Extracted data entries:
start

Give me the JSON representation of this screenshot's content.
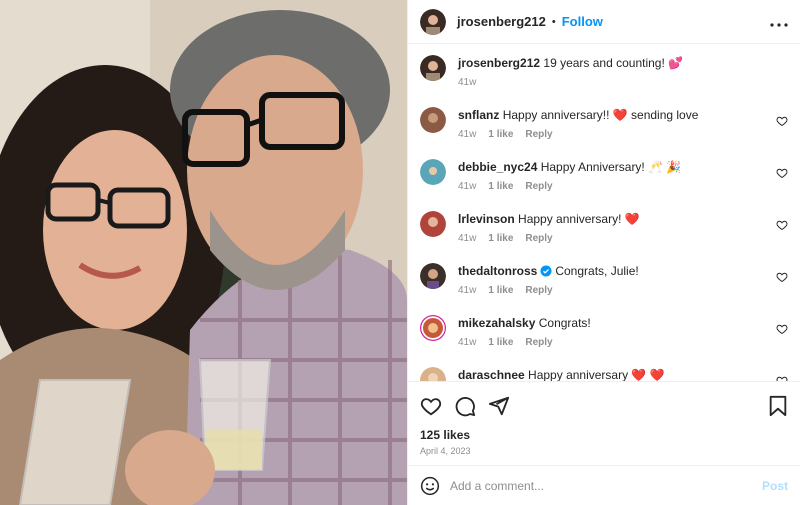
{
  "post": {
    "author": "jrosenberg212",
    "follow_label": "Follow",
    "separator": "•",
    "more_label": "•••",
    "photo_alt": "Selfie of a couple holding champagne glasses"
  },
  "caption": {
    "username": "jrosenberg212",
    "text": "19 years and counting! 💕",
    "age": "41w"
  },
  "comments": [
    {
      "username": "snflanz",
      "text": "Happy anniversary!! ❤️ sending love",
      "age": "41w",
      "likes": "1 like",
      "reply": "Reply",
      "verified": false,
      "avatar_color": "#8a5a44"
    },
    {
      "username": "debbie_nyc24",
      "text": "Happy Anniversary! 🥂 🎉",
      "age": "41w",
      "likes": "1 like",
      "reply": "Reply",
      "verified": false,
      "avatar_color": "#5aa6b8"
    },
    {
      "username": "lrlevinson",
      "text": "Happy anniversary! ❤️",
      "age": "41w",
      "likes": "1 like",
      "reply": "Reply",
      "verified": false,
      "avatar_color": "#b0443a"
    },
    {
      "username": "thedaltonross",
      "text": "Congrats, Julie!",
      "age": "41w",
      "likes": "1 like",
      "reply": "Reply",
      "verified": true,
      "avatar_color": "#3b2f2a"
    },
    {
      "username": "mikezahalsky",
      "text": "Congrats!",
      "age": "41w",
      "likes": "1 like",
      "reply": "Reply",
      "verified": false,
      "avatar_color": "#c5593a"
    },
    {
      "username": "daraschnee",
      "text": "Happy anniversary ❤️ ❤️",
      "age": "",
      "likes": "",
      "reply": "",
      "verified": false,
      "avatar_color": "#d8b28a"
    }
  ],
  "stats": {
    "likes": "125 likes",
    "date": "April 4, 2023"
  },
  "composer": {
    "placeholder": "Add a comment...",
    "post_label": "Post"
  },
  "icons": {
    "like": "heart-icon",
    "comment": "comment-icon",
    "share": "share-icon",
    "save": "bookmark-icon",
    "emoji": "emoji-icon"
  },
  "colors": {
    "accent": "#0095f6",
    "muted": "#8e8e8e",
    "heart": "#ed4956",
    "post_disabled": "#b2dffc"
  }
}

end
start

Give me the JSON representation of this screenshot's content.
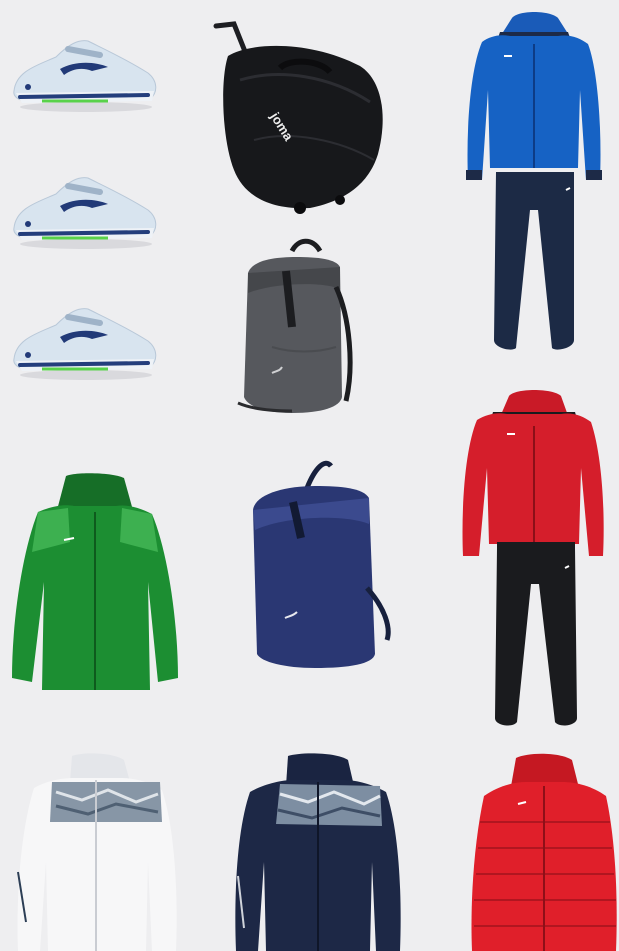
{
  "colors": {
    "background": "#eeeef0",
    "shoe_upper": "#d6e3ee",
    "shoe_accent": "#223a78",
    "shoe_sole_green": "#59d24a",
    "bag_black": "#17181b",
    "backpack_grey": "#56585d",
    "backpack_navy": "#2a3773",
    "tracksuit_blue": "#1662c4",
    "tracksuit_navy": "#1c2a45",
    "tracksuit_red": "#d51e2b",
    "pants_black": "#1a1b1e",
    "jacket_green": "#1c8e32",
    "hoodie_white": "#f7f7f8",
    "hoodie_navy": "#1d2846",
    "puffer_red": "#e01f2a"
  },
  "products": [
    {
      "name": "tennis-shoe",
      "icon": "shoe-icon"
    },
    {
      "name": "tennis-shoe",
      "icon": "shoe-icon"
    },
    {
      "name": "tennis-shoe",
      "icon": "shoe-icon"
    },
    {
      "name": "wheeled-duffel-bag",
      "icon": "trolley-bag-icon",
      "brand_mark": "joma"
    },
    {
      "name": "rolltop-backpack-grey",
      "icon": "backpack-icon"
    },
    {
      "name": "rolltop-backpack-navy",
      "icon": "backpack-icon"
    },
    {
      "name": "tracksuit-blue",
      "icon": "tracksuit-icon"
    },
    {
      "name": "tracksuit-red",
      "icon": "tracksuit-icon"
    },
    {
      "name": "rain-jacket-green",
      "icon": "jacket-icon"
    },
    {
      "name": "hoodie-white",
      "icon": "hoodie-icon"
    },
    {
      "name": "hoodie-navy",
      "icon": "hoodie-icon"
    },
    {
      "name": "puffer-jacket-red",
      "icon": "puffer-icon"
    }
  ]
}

end
start

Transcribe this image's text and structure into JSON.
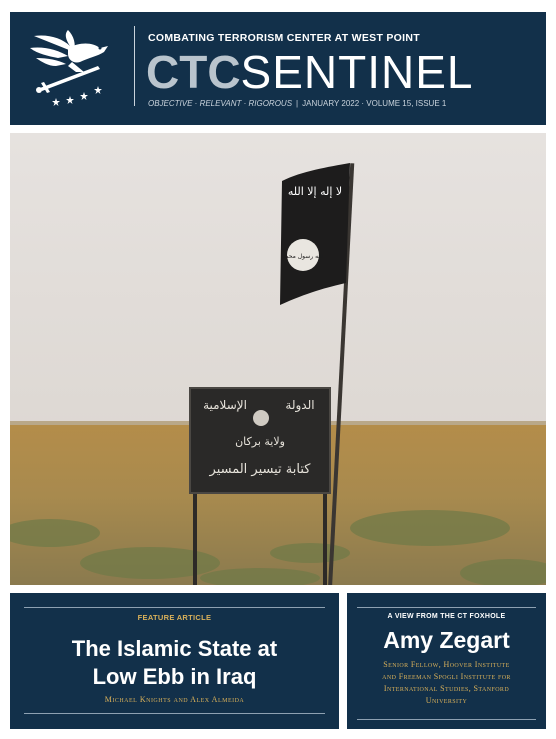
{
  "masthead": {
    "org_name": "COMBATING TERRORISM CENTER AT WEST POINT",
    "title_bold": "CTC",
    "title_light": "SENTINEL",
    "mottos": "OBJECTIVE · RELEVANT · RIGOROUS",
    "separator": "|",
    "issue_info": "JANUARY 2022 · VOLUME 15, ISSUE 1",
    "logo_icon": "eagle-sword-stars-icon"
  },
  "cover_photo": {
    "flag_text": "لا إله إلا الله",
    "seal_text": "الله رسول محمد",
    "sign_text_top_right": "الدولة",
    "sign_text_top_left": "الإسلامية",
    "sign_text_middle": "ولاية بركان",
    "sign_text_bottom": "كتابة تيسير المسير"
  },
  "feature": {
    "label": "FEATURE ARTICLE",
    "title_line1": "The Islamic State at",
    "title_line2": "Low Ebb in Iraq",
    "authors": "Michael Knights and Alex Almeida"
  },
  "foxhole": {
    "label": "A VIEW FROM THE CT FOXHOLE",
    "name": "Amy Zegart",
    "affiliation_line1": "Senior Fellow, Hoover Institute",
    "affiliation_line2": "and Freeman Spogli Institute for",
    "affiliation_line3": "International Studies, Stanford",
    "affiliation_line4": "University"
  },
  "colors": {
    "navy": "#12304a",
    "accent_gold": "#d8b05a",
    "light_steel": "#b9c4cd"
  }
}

end

TASK DESCRIPTION
Check each line of the records for the word "Happy" and extract those that contain it.

PROBLEM SOLUTION
      "text": "Happy anniversary!! ❤️ sending love",
      "text": "Happy Anniversary! 🥂 🎉",
      "text": "Happy anniversary! ❤️",
      "text": "Happy anniversary ❤️ ❤️",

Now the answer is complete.